*Written exercise:* Copy out the stretch of lines from the one containing "- y-tick-label: Overall" through the one containing "- x-tick-label: 15: [650, 879, 667, 897]", reproducing each line as it appears.

[Layout coordinate data]
--------------------------------------------------
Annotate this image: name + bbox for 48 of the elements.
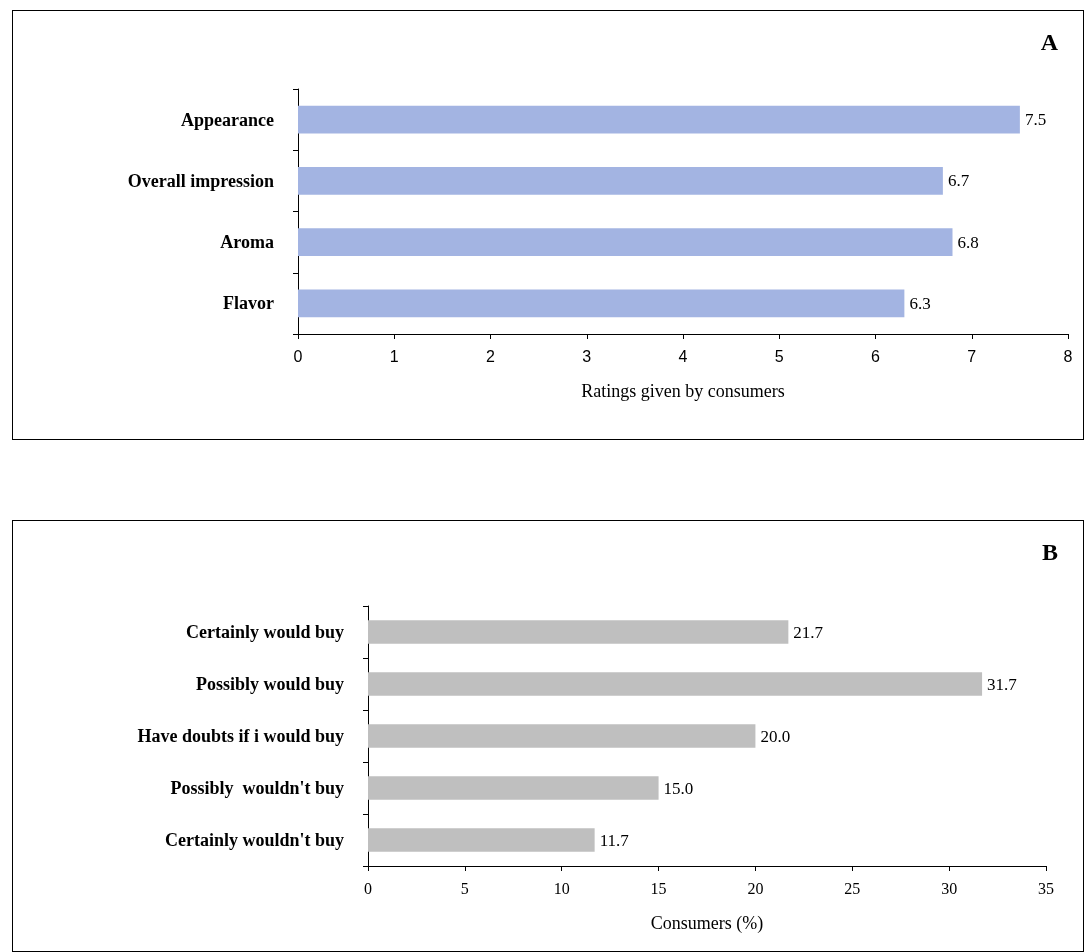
- y-tick-label: Overall impression: [127, 170, 274, 191]
- x-tick-label: 5: [460, 879, 469, 897]
- x-tick-label: 8: [1063, 347, 1073, 365]
- x-tick-label: 7: [967, 347, 977, 365]
- x-tick-label: 6: [871, 347, 881, 365]
- bar: [298, 105, 1020, 134]
- y-tick-label: Possibly wouldn't buy: [170, 778, 344, 798]
- data-label: 31.7: [987, 674, 1018, 694]
- y-tick-label: Have doubts if i would buy: [137, 726, 344, 746]
- bar: [368, 724, 756, 748]
- x-tick-label: 10: [553, 879, 570, 897]
- x-axis-title: Ratings given by consumers: [581, 381, 785, 401]
- bar: [368, 828, 595, 852]
- bar: [298, 167, 943, 195]
- x-axis-title: Consumers (%): [650, 913, 764, 934]
- y-tick-label: Flavor: [223, 293, 274, 314]
- x-tick-label: 1: [389, 347, 399, 365]
- y-tick-label: Appearance: [181, 109, 274, 130]
- bar: [368, 620, 789, 644]
- x-tick-label: 15: [650, 879, 667, 897]
- data-label: 15.0: [663, 778, 694, 798]
- bar: [368, 776, 659, 800]
- y-tick-label: Aroma: [220, 232, 274, 253]
- y-tick-label: Certainly wouldn't buy: [164, 830, 344, 850]
- x-tick-label: 5: [774, 347, 784, 365]
- x-tick-label: 35: [1038, 879, 1054, 897]
- x-tick-label: 0: [364, 879, 372, 897]
- data-label: 20.0: [760, 726, 791, 746]
- x-tick-label: 25: [844, 879, 861, 897]
- chart-title: B: [1041, 539, 1059, 565]
- data-label: 7.5: [1024, 110, 1047, 130]
- data-label: 21.7: [793, 622, 824, 642]
- y-tick-label: Certainly would buy: [185, 622, 344, 642]
- data-label: 6.3: [909, 293, 931, 313]
- bar: [298, 289, 905, 318]
- data-label: 6.7: [947, 171, 970, 191]
- chart-title: A: [1040, 29, 1059, 55]
- x-tick-label: 2: [486, 347, 496, 365]
- data-label: 6.8: [957, 232, 979, 252]
- x-tick-label: 4: [678, 347, 688, 365]
- x-tick-label: 0: [293, 347, 303, 365]
- y-tick-label: Possibly would buy: [195, 674, 344, 694]
- data-label: 11.7: [599, 830, 630, 850]
- bar: [368, 672, 983, 696]
- x-tick-label: 3: [582, 347, 592, 365]
- x-tick-label: 30: [941, 879, 958, 897]
- bar: [298, 228, 953, 256]
- x-tick-label: 20: [747, 879, 764, 897]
--------------------------------------------------
*Reply to the exercise:*
- y-tick-label: Overall impression: [127, 170, 274, 191]
- x-tick-label: 5: [460, 879, 469, 897]
- x-tick-label: 8: [1063, 347, 1073, 365]
- x-tick-label: 7: [967, 347, 977, 365]
- x-tick-label: 6: [871, 347, 881, 365]
- bar: [298, 105, 1020, 134]
- y-tick-label: Possibly wouldn't buy: [170, 778, 344, 798]
- data-label: 31.7: [987, 674, 1018, 694]
- y-tick-label: Have doubts if i would buy: [137, 726, 344, 746]
- bar: [368, 724, 756, 748]
- x-tick-label: 10: [553, 879, 570, 897]
- x-axis-title: Ratings given by consumers: [581, 381, 785, 401]
- bar: [368, 828, 595, 852]
- bar: [298, 167, 943, 195]
- x-axis-title: Consumers (%): [650, 913, 764, 934]
- y-tick-label: Flavor: [223, 293, 274, 314]
- x-tick-label: 1: [389, 347, 399, 365]
- y-tick-label: Appearance: [181, 109, 274, 130]
- bar: [368, 620, 789, 644]
- x-tick-label: 15: [650, 879, 667, 897]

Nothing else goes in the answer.